--- WRITTEN INSTRUCTION ---
In the entries below, identify every line with the string "FIAS" and copy it.

-- Begin MATERIAL FOR THIS EXERCISE --

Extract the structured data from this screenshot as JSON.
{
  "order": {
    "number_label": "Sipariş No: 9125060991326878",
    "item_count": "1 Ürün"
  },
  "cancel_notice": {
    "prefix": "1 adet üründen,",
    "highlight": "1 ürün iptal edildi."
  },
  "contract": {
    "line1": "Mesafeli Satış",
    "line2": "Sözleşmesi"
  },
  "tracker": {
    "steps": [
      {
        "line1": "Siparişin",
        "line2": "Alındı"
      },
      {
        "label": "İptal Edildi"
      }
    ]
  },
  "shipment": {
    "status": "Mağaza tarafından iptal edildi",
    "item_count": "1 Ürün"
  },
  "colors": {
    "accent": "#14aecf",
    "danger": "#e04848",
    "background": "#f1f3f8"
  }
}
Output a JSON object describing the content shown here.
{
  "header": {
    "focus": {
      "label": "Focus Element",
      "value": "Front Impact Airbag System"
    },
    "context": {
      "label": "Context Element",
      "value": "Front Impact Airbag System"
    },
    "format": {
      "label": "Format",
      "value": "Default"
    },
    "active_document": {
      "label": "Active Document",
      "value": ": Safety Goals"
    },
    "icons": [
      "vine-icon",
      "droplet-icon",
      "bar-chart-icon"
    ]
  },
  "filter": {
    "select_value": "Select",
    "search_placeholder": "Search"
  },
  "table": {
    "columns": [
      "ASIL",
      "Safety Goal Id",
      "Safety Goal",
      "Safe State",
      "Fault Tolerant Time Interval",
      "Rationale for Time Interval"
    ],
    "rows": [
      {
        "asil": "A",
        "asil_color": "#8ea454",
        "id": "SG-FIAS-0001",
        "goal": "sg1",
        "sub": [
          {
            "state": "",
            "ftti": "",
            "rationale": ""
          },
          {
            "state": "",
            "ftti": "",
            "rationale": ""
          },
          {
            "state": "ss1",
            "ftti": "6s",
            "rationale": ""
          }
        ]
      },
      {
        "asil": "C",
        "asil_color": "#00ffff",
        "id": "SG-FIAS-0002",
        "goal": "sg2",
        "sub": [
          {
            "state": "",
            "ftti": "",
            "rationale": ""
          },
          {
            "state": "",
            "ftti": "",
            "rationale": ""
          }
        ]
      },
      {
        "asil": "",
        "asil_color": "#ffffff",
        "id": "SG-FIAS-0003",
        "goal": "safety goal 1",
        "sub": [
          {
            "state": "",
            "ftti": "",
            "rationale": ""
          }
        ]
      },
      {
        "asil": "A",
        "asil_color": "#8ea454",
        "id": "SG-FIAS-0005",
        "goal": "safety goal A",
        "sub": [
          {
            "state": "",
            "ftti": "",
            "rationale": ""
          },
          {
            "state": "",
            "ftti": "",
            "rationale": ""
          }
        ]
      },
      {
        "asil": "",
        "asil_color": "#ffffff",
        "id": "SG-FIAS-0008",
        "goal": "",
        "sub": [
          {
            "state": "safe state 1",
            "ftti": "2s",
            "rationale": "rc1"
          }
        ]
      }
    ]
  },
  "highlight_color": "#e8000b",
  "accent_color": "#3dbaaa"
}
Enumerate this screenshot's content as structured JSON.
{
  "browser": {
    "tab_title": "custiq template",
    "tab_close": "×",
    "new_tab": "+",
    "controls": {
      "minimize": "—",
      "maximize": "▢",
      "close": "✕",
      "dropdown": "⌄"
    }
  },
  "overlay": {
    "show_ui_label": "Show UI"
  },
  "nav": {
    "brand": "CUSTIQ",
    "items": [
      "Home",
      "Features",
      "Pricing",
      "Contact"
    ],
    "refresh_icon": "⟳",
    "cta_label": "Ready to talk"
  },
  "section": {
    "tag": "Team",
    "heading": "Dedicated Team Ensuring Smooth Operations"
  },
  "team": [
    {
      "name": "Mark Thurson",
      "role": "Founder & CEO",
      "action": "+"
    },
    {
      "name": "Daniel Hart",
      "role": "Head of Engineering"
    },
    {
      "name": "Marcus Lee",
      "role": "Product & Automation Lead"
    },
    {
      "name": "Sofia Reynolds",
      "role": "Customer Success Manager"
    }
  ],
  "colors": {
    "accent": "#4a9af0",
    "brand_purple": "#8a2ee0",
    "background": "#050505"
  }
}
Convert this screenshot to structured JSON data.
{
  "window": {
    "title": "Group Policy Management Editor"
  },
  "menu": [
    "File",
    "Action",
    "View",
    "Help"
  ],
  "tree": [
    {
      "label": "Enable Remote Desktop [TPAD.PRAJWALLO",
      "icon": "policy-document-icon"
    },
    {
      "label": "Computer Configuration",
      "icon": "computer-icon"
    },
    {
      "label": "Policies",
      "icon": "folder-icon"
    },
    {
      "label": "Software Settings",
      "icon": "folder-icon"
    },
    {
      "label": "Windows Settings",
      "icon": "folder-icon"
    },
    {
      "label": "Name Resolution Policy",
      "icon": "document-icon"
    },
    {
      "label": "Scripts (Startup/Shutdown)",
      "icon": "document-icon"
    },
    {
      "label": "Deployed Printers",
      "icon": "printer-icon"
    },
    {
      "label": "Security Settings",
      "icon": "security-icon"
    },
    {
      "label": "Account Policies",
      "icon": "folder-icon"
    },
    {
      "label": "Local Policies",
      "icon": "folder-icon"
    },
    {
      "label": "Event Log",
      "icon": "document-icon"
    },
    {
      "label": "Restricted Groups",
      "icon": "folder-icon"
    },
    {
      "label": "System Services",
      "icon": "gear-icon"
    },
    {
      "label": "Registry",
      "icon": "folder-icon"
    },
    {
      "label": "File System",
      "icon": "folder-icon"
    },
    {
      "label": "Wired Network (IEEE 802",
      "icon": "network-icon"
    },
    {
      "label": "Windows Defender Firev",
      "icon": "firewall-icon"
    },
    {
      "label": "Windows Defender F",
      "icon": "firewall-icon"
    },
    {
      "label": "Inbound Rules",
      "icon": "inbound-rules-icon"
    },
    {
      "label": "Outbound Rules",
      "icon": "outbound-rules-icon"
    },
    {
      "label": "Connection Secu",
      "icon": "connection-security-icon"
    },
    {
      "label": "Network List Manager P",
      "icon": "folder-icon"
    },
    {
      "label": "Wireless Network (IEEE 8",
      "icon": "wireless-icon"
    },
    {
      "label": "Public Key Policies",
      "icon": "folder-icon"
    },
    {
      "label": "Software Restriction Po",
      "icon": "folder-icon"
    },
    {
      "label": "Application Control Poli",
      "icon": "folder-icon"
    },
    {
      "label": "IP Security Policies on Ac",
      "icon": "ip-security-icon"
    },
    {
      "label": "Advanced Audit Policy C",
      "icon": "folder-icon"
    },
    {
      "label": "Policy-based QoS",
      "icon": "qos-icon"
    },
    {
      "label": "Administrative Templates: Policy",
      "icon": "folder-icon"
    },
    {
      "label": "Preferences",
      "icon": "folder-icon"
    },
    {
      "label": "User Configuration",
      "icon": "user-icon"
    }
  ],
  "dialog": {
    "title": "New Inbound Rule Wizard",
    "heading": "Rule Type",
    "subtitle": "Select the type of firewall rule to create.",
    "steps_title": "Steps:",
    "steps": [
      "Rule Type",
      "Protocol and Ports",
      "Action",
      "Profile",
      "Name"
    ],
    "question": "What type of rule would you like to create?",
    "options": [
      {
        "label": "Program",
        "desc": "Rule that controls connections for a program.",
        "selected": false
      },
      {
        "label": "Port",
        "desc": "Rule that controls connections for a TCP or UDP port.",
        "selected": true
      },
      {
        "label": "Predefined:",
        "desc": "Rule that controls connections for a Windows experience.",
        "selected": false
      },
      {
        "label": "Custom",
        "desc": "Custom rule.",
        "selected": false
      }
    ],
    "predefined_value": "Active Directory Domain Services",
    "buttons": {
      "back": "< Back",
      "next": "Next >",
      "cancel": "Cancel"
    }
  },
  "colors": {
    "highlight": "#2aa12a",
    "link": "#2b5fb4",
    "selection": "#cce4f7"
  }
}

-- End MATERIAL FOR THIS EXERCISE --

--- THE RESPONSE ---
        "id": "SG-FIAS-0001",
        "id": "SG-FIAS-0002",
        "id": "SG-FIAS-0003",
        "id": "SG-FIAS-0005",
        "id": "SG-FIAS-0008",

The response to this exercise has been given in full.